» **Text provided**

TLR8 has been less studied than TLR7 as it was initially thought to be non-functional in mice4. Of note, this does not hold true when using TL8-506, an analog of the synthetic agonist VX-2337. Further, TLR13 has been suggested as a murine TLR8 homolog5. Thus, findings regarding mouse TLR7 and TLR8 are not transposable to their human counterparts4,6. However, there is a renewed interest in TLR8 supported by the structural analyses, along with a report describing human TLR8 as a key sensor of bacterial viability through the recognition of bacterial RNA7.

TLR7 and TLR8 exhibit different expression patterns. TLR7 is essentially expressed by plasmacytoid dendritic cells (pDCs) but is also found in B cells and myeloid cells1. TLR8 is absent from pDCs and B cells and is highly expressed by myeloid cells1. This suggests that TLR7 and TLR8 have evolved to mediate distinct immune responses upon microbial encounters. Viral infections trigger TLR7-mediated production of IFN-α in pDCs1,6. However, in monocytes, TLR7 and TLR8 activation induce the expression of TH17- and TH1-skewing cytokines, IL-1β and IL-12, respectively8. Upon bacterial infection, TLR7 drives IFN-α production by pDCs, but its role in myeloid cells remains obscure6. On the other hand, TLR8 seems to be the "best-fit" sensor for bacterial RNA in myeloid cells6,7.

There is converging evidence for TLR8 to be the missing link between empirical use of live attenuated microbes in vaccines and the known necessity for TH1- and TFH-driven humoral immunity to reach superior vaccine efficiencies. Live bacteria or bacterial RNA, but not dead bacteria, induce the TLR8-dependent production of IL-12 by human monocytes, thereby promoting TFH differentiation6. Moreover, epidemiological analyses indicate that the gain-of-function of human TLR8 through single nucleotide polymorphism is linked to better protective immunity in response to a live bacteria vaccine (i.e. BCG)7. Lastly, TLR8 seems to play a unique role in neonatal immunity as human neonatal phagocytes are only responsive to TLR8 ligands9.

A better comprehension of the functional differences between TLR7 and TLR8 should allow the development of more potent, specific, and less toxic molecules as stand-alone drugs or adjuvants for the treatment of inflammatory, autoimmune and cancerous diseases.

 

References

1. Georg P. & Sander L.E., 2019. Innate sensors that regulate vaccine responses. Curr. Op. Immunol. 59:31.
2. Zhang Z. et al., 2018. Structural analyses of Toll-like receptor 7 reveal detailed RNA sequence specificity and recognition mechanism of agonistic ligands. Cell Rep. 25:3371.

» **Information provided**
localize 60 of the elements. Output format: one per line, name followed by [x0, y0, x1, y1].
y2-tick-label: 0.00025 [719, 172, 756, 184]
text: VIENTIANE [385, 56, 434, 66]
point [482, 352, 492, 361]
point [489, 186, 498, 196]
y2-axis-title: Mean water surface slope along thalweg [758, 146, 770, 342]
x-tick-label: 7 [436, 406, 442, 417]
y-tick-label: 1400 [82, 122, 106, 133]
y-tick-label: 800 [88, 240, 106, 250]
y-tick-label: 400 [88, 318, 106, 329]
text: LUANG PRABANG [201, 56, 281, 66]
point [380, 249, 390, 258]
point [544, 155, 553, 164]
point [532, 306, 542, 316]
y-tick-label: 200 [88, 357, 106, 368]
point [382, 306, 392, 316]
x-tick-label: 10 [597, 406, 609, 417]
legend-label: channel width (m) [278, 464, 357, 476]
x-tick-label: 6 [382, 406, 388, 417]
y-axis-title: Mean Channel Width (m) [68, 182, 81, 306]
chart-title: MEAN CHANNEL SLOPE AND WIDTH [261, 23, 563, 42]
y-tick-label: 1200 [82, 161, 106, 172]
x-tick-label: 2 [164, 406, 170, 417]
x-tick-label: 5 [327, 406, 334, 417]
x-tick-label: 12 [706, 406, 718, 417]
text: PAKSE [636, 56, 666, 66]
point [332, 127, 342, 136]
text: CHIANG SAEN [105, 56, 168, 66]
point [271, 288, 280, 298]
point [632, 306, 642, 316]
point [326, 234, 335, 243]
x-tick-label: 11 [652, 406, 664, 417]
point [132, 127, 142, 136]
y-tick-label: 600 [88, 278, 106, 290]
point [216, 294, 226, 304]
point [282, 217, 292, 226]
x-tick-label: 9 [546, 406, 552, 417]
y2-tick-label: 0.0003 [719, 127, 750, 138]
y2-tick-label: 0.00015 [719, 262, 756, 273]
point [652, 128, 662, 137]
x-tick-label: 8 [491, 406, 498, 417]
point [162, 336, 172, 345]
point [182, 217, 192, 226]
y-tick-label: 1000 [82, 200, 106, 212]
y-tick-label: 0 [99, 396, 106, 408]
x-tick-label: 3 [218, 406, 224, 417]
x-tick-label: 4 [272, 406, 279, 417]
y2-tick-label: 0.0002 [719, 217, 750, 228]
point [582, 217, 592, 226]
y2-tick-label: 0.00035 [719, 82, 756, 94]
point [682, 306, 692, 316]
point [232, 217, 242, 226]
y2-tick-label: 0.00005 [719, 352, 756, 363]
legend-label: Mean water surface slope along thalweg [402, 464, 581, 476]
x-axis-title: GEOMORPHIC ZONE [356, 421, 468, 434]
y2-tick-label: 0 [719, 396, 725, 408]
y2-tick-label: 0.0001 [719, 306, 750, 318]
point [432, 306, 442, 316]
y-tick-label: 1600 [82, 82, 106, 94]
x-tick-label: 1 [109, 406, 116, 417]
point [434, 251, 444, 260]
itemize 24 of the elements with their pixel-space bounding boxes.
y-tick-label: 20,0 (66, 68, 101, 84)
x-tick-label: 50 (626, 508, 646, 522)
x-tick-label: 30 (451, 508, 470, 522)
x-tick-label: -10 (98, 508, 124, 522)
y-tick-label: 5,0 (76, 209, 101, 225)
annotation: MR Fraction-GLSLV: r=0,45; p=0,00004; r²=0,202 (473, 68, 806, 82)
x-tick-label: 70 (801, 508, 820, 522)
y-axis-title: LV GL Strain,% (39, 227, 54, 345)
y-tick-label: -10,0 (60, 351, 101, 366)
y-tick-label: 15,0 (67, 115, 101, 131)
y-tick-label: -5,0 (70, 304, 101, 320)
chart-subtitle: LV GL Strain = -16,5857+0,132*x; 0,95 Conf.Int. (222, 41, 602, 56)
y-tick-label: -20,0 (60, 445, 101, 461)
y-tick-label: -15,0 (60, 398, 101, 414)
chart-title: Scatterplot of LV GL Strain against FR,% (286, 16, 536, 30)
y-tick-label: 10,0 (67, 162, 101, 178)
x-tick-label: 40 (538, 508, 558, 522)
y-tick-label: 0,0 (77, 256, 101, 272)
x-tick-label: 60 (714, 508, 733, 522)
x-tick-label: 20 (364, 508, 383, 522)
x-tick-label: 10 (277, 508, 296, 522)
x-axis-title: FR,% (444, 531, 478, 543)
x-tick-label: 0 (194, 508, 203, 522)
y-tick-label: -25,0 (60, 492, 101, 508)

» **Activity A**
In the text on TLR7 and TLR8, which two cell types express TLR7 but not TLR8?
» **Activity B**
Translate this sentence from the text on TLR7 and TLR8 into Spanish: "TLR7 and TLR8 exhibit different expression patterns."
» **Activity C**
Please rewrite everything from "A better comprehension" down to "Cell Rep. 25:3371." in the text on TLR7 and TLR8, with "adjuvants" replaced by "vaccine enhancers".
The material has no connection to the text on TLR7 and TLR8.

» **Reply A**
Plasmacytoid dendritic cells (pDCs) and B cells.

» **Reply B**
TLR7 y TLR8 presentan patrones de expresión diferentes.

» **Reply C**
A better comprehension of the functional differences between TLR7 and TLR8 should allow the development of more potent, specific, and less toxic molecules as stand-alone drugs or vaccine enhancers for the treatment of inflammatory, autoimmune and cancerous diseases.

 

References

1. Georg P. & Sander L.E., 2019. Innate sensors that regulate vaccine responses. Curr. Op. Immunol. 59:31.
2. Zhang Z. et al., 2018. Structural analyses of Toll-like receptor 7 reveal detailed RNA sequence specificity and recognition mechanism of agonistic ligands. Cell Rep. 25:3371.